### TASK DETAILS
Find and copy each line of the records where the string "word" shows up.

------ DATA LINES ------

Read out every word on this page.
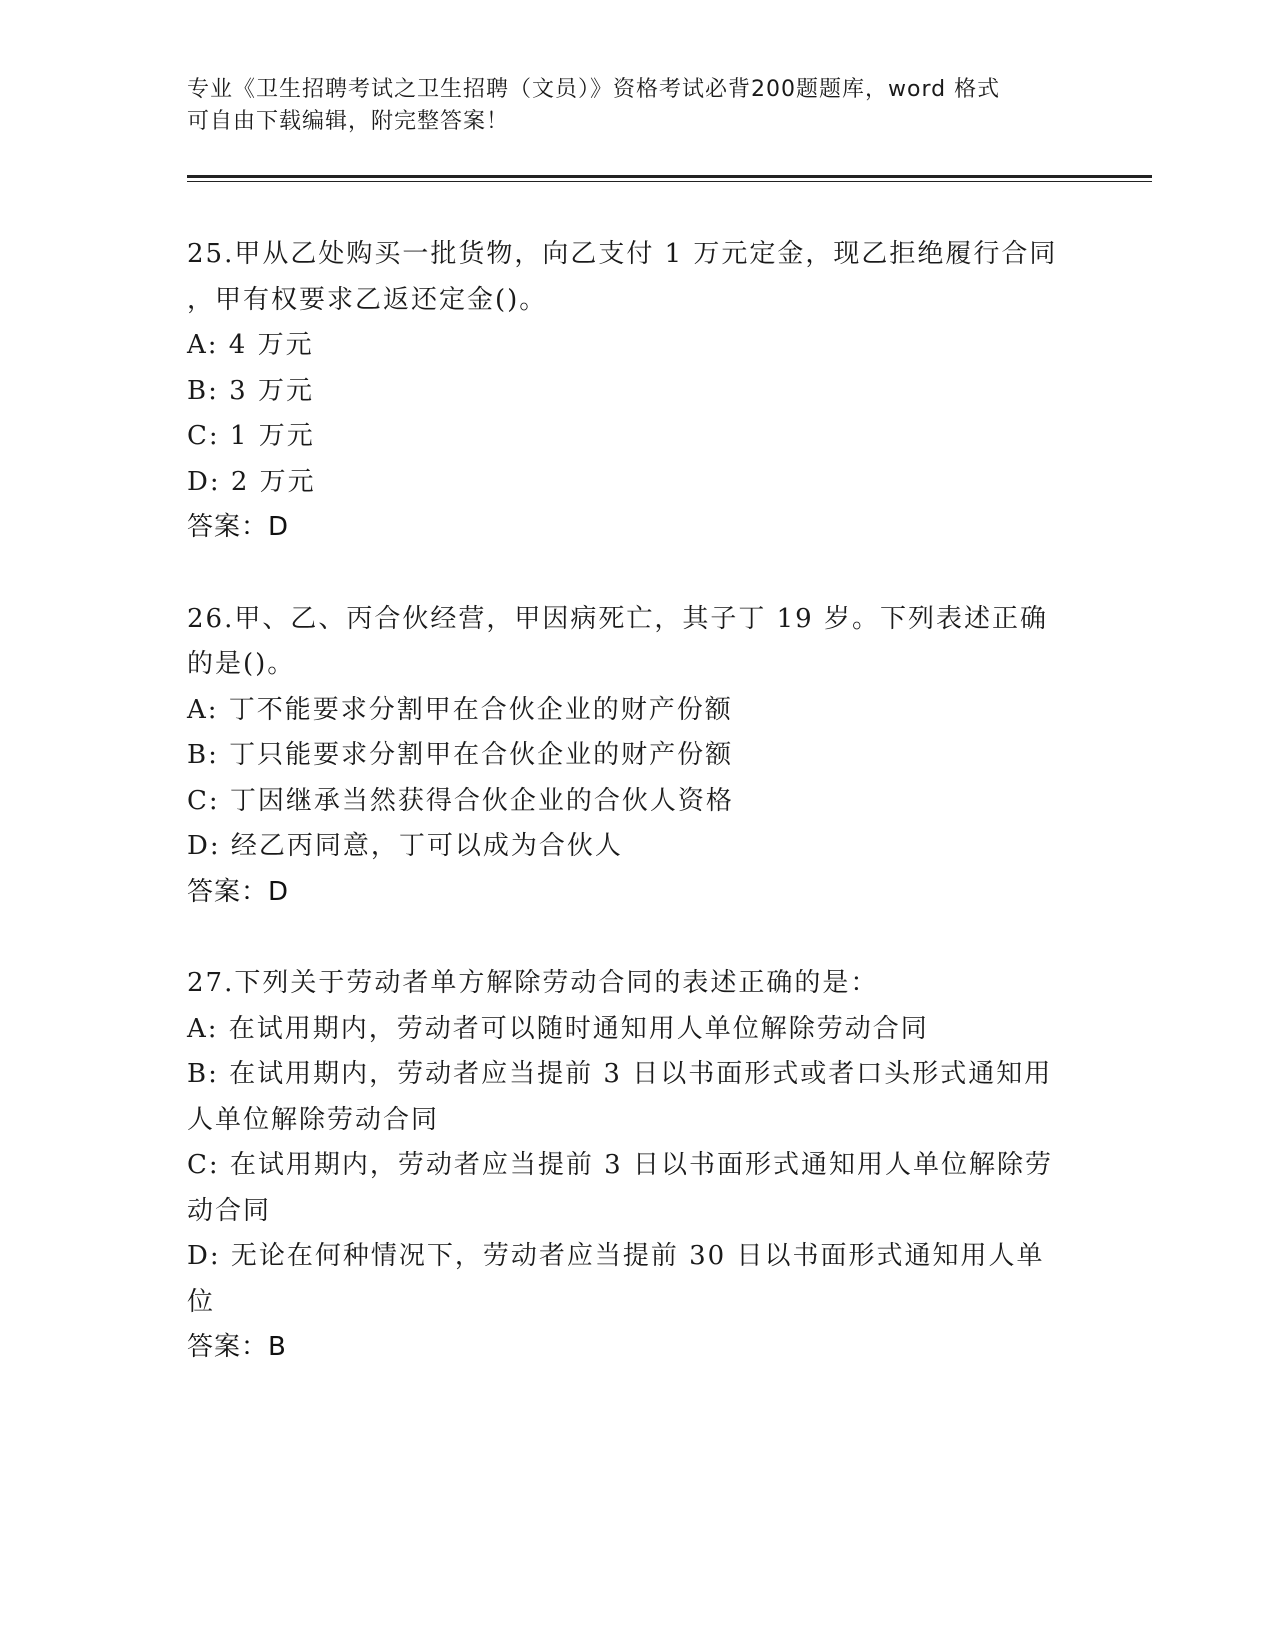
专业《卫生招聘考试之卫生招聘（文员）》资格考试必背200题题库，word 格式
可自由下载编辑，附完整答案！
25.甲从乙处购买一批货物，向乙支付 1 万元定金，现乙拒绝履行合同
，甲有权要求乙返还定金()。
A: 4 万元
B: 3 万元
C: 1 万元
D: 2 万元
答案：D
26.甲、乙、丙合伙经营，甲因病死亡，其子丁 19 岁。下列表述正确
的是()。
A: 丁不能要求分割甲在合伙企业的财产份额
B: 丁只能要求分割甲在合伙企业的财产份额
C: 丁因继承当然获得合伙企业的合伙人资格
D: 经乙丙同意，丁可以成为合伙人
答案：D
27.下列关于劳动者单方解除劳动合同的表述正确的是：
A: 在试用期内，劳动者可以随时通知用人单位解除劳动合同
B: 在试用期内，劳动者应当提前 3 日以书面形式或者口头形式通知用
人单位解除劳动合同
C: 在试用期内，劳动者应当提前 3 日以书面形式通知用人单位解除劳
动合同
D: 无论在何种情况下，劳动者应当提前 30 日以书面形式通知用人单
位
答案：B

------

### WRITTEN REPLY
Read out every word on this page.
专业《卫生招聘考试之卫生招聘（文员）》资格考试必背200题题库，word 格式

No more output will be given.